Tasks to perform
a. Answer these questions from the reef rock Q&A, one line each, marked (i), (ii), (iii) like the questions.
(i) What amount of rock per gallon is recommended as a starting point?
(ii) Which two rock types offer the smallest pieces?
(iii) What unit is the rock sold by?
b. Reproduce the part of the reef rock Q&A between "Question by: Steve" and "you are ordering.", inclusive, without changing a word.
c. Summarize the reef rock Q&A in two sentences.

Text for analysis
· · · · ·

Question by: Chris on Sep 30, 2013 8:07:00 AM
Hey Chris,
We recommend a pound per gallon as a good ballpark place to start. It will give a nice middle of the road aqua-scape and is what most folks are looking for!
Answer by: Bulk Reef Supply on Sep 30, 2013 8:07:00 AM
I'm setting up a 35 gallon 20inX20in cube, out of the three pukani, reef saver or Fiji which offers the smaller pieces my tank requires for me to get the best results aquascaping? Thanks!
Question by: Kyle on Nov 22, 2013 8:48:00 PM
Hi Kyle,
Fiji and Reef Saver offer the smallest size pieces. Personally I prefer reefsaver in these types of situations as it is really easy to stack and create your aquascape.
Answer by: Bulk Reef Supply on Nov 22, 2013 8:48:00 PM
Is the price shown here the price per pound? Thanks.
Question by: Steve on Sep 5, 2013 6:11:00 PM
Hi Steve,
Yes the rock is sold by the pound, so the quantity you enter in the quantity field is the number of pounds you are ordering.

· · · · ·

Data listing
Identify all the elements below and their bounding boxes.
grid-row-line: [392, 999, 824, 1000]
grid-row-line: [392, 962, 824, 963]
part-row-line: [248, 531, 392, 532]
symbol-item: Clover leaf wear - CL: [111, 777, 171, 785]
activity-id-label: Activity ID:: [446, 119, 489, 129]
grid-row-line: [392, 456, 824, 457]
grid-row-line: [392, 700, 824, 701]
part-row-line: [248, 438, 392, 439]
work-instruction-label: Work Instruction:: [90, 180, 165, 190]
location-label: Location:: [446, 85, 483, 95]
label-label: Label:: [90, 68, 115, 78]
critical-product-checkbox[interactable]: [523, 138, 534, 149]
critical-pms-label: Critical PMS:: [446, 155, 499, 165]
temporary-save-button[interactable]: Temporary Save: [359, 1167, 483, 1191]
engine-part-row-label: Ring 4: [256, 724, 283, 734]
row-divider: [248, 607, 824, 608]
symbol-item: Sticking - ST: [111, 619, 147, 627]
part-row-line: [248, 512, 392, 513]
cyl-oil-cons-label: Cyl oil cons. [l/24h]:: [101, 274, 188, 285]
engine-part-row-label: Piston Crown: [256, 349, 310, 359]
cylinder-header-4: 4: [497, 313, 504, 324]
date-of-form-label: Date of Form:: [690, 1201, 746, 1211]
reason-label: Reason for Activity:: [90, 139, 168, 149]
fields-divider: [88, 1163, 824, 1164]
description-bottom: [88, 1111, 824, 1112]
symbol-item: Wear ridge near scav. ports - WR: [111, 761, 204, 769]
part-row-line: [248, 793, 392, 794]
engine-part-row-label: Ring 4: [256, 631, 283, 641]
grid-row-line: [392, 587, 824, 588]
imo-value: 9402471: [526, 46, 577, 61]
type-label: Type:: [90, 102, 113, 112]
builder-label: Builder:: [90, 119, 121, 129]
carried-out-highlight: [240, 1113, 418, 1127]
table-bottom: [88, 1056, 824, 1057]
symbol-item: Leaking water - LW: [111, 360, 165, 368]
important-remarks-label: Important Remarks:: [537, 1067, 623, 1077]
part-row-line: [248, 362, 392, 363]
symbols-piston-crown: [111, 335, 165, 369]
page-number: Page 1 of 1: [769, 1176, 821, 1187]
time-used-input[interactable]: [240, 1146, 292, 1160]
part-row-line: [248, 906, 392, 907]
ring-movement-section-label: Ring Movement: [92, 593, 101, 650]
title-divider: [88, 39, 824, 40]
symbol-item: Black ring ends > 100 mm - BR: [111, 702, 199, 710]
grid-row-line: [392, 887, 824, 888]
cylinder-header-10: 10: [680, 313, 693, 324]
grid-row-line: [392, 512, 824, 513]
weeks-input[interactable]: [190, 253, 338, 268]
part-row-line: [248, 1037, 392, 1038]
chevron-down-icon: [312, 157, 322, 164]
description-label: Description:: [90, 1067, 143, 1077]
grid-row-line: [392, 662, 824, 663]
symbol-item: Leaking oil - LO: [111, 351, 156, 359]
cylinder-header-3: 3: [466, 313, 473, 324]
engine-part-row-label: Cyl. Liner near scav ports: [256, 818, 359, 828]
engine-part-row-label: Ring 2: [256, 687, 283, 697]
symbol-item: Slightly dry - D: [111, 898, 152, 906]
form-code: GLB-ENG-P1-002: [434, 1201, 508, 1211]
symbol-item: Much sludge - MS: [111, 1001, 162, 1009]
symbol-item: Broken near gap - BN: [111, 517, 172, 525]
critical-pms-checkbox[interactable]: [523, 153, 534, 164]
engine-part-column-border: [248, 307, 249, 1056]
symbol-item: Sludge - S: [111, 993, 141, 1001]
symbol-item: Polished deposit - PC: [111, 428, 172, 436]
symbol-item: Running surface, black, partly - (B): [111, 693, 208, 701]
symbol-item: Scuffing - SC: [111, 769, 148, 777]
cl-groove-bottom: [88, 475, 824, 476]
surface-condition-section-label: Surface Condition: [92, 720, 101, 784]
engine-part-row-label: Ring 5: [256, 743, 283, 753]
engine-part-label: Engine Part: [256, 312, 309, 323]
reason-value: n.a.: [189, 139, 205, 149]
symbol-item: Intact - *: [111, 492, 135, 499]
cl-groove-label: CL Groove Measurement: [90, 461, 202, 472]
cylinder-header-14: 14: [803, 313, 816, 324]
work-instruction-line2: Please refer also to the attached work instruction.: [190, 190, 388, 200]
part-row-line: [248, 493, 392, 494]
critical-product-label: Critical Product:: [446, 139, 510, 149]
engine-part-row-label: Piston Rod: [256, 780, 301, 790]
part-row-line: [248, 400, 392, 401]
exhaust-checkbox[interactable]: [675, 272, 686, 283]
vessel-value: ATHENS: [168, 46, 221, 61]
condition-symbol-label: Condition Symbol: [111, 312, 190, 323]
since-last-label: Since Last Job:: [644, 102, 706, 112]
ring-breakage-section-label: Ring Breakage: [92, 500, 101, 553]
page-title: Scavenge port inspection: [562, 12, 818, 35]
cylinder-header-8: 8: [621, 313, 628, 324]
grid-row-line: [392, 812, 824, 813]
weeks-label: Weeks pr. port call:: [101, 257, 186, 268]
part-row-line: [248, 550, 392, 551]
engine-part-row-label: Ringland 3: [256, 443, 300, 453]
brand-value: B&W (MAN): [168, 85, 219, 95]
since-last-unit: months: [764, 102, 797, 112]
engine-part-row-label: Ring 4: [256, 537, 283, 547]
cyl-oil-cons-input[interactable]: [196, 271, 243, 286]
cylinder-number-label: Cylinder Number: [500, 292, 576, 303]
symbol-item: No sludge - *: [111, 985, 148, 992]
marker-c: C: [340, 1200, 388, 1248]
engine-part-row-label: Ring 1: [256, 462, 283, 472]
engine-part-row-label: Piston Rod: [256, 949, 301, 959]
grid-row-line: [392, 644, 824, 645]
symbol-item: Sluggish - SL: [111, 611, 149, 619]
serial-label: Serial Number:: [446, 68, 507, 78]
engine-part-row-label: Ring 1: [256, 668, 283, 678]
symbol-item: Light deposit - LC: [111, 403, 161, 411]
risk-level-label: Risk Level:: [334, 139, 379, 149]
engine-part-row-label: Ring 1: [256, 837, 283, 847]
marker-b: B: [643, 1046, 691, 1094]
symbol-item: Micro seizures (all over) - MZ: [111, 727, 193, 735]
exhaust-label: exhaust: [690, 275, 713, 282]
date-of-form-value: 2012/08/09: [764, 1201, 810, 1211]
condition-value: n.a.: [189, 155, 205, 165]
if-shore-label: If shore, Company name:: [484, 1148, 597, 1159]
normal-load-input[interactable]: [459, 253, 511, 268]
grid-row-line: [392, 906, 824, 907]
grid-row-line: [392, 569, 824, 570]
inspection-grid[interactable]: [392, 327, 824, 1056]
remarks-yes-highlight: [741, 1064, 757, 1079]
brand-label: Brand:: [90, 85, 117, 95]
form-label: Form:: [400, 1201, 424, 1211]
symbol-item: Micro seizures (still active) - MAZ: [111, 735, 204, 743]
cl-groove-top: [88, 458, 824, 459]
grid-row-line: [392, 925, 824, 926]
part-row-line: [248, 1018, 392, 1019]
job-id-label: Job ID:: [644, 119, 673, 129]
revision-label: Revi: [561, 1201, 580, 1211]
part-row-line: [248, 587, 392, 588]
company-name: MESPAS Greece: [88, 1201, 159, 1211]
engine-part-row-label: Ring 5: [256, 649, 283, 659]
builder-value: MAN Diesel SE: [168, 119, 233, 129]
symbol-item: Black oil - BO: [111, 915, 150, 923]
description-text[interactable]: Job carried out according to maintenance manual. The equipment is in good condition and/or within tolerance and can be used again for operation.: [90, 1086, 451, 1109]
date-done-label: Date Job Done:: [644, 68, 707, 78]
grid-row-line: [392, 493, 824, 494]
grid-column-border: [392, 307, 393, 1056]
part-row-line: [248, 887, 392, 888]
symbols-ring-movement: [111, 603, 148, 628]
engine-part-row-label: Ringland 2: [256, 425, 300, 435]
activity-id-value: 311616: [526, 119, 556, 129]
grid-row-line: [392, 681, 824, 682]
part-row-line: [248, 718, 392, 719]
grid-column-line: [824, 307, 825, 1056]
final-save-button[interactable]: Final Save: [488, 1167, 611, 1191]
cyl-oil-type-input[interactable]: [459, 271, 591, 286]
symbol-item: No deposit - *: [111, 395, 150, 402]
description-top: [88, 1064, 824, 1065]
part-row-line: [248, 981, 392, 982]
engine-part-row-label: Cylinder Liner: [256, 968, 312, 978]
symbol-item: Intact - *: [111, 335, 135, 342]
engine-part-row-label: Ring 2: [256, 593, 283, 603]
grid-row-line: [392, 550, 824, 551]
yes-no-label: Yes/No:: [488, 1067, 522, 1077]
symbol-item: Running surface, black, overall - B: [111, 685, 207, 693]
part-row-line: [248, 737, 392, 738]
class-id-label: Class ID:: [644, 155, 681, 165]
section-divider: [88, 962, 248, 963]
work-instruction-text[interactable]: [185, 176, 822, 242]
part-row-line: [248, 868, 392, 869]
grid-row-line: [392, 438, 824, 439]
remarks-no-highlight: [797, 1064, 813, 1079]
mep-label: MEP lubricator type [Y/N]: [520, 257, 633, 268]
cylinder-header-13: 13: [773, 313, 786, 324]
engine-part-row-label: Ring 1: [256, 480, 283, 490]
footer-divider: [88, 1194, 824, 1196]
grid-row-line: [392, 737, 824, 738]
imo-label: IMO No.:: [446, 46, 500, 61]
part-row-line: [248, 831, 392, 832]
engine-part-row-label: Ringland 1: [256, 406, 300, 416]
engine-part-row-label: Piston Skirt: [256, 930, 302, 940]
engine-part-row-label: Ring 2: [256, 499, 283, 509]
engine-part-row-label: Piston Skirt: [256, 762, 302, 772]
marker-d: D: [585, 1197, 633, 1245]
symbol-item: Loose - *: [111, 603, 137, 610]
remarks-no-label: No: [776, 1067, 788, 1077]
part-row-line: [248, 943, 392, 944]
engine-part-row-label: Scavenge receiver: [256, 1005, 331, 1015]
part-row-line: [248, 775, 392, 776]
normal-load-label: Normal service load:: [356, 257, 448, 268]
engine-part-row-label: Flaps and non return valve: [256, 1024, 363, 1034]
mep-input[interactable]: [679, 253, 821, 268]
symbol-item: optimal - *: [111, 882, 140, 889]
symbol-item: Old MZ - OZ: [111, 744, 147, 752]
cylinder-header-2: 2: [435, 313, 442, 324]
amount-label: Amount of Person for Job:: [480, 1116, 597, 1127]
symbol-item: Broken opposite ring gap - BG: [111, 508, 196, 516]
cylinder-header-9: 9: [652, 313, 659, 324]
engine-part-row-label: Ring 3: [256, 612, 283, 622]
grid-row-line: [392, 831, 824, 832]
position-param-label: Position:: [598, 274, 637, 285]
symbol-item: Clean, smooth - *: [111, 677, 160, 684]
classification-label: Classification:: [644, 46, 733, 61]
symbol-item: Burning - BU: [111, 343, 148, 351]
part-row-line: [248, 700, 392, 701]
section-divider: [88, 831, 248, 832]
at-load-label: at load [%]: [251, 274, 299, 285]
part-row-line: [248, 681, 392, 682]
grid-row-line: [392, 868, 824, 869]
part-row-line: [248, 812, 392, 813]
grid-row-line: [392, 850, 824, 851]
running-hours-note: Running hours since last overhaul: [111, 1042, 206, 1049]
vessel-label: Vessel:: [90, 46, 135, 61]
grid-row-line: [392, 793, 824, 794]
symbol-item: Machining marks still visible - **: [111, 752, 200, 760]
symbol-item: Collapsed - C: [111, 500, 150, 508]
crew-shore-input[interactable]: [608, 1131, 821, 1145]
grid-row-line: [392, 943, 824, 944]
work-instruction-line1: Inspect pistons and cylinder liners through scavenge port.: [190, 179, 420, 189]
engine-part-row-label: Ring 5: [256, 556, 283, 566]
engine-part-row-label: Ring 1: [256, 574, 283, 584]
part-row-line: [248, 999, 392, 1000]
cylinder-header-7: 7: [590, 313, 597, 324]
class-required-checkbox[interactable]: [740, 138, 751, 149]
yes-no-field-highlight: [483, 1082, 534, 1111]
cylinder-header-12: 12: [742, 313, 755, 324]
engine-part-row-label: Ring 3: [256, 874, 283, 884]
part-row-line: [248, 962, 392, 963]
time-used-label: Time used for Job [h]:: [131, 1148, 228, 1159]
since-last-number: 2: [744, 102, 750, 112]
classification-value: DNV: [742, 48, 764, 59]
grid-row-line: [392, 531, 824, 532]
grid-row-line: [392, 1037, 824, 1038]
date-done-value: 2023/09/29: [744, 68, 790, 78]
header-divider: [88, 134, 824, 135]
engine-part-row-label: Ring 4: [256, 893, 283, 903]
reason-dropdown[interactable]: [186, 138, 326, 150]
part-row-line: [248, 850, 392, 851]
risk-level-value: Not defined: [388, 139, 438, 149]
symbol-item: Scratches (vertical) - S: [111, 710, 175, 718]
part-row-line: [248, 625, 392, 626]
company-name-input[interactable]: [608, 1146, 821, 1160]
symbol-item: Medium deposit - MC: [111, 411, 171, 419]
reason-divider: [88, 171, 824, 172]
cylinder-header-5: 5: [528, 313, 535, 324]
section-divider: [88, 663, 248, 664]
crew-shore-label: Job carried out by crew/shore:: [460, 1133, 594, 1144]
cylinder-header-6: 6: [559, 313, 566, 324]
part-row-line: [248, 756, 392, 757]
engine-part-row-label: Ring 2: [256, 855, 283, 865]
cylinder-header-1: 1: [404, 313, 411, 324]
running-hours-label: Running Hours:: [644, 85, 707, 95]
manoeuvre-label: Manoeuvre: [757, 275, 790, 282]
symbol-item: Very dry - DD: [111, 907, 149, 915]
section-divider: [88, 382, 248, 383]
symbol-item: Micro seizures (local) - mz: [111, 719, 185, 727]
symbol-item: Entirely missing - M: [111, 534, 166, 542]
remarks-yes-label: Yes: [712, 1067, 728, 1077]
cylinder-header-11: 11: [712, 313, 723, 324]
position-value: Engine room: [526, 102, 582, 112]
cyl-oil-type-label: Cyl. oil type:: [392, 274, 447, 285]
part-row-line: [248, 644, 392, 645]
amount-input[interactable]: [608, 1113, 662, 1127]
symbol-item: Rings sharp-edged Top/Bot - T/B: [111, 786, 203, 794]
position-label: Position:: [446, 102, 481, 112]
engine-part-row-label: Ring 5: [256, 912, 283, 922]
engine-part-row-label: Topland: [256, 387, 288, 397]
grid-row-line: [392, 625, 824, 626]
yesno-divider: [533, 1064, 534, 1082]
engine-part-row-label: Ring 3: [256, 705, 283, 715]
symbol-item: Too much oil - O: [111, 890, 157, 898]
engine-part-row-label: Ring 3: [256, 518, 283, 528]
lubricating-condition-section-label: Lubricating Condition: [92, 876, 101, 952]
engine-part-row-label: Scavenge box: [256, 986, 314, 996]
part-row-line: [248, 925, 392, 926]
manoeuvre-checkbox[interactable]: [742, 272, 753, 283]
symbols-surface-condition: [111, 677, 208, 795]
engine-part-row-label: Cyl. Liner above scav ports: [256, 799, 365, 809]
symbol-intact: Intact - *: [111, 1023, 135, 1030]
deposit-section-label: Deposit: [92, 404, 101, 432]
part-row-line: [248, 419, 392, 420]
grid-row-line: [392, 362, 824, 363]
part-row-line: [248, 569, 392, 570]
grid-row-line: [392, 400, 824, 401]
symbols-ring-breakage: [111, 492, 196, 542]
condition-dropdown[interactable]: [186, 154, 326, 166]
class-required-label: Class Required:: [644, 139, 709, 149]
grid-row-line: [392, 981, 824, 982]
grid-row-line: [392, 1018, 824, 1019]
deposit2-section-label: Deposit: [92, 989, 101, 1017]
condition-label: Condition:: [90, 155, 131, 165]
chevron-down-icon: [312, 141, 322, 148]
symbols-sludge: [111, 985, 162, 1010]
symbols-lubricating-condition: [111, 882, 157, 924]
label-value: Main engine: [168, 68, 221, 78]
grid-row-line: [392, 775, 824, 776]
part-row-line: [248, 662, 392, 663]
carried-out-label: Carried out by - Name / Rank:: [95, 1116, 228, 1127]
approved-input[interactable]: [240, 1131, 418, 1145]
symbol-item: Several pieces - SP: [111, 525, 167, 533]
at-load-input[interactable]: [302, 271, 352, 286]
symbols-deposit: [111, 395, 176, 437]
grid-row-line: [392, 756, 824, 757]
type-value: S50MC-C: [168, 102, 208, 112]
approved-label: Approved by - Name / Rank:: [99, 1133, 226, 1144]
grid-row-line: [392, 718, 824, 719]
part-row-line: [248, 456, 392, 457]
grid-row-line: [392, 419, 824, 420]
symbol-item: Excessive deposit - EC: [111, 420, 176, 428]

· · · · ·

Solutions to each task
a.
(i) A pound per gallon.
(ii) Fiji and Reef Saver.
(iii) By the pound.

b.
Question by: Steve on Sep 5, 2013 6:11:00 PM
Hi Steve,
Yes the rock is sold by the pound, so the quantity you enter in the quantity field is the number of pounds you are ordering.

c. A pound of rock per gallon is recommended as a starting point for a middle-of-the-road aquascape, and the rock is sold by the pound. For a tank needing smaller pieces, Fiji and Reef Saver offer the smallest sizes, and Reef Saver is preferred because it stacks easily.